Exercise brief
Where a line holds "конфликта", copy it.

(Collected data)
────────

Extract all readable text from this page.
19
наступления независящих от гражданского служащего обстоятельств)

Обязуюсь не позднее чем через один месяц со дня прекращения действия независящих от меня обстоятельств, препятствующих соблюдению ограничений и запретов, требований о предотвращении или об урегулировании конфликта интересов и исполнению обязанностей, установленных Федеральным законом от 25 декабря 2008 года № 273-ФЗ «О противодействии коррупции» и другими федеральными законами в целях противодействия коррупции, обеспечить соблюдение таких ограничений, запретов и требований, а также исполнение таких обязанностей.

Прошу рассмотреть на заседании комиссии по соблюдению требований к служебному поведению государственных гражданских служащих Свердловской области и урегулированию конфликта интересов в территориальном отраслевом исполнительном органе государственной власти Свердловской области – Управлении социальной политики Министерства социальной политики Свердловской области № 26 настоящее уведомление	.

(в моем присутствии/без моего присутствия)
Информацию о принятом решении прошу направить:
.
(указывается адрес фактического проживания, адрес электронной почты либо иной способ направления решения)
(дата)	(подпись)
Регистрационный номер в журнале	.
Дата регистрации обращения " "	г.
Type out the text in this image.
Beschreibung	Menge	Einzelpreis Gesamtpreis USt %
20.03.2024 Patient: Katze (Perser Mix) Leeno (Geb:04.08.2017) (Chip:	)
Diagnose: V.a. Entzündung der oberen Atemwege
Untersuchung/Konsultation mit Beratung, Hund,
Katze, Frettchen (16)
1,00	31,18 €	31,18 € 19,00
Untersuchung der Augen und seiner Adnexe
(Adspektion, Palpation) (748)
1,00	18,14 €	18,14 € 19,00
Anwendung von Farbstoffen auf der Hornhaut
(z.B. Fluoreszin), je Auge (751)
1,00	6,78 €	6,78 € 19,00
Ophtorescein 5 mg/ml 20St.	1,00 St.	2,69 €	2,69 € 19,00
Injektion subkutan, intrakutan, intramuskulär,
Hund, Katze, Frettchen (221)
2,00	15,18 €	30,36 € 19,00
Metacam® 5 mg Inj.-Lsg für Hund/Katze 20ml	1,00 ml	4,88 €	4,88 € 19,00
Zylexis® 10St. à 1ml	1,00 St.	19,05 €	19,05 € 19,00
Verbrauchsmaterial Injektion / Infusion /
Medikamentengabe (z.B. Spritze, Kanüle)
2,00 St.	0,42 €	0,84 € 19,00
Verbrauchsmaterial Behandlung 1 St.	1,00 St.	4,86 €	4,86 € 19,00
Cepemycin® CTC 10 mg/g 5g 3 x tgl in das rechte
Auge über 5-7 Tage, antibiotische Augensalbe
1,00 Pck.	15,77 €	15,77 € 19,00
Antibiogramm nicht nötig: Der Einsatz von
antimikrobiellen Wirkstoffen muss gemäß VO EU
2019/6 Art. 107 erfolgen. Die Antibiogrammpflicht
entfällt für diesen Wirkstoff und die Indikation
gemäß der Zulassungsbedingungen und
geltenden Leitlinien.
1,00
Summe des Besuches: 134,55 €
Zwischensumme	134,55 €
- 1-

────────

Result below
Обязуюсь не позднее чем через один месяц со дня прекращения действия независящих от меня обстоятельств, препятствующих соблюдению ограничений и запретов, требований о предотвращении или об урегулировании конфликта интересов и исполнению обязанностей, установленных Федеральным законом от 25 декабря 2008 года № 273-ФЗ «О противодействии коррупции» и другими федеральными законами в целях противодействия коррупции, обеспечить соблюдение таких ограничений, запретов и требований, а также исполнение таких обязанностей.
Прошу рассмотреть на заседании комиссии по соблюдению требований к служебному поведению государственных гражданских служащих Свердловской области и урегулированию конфликта интересов в территориальном отраслевом исполнительном органе государственной власти Свердловской области – Управлении социальной политики Министерства социальной политики Свердловской области № 26 настоящее уведомление	.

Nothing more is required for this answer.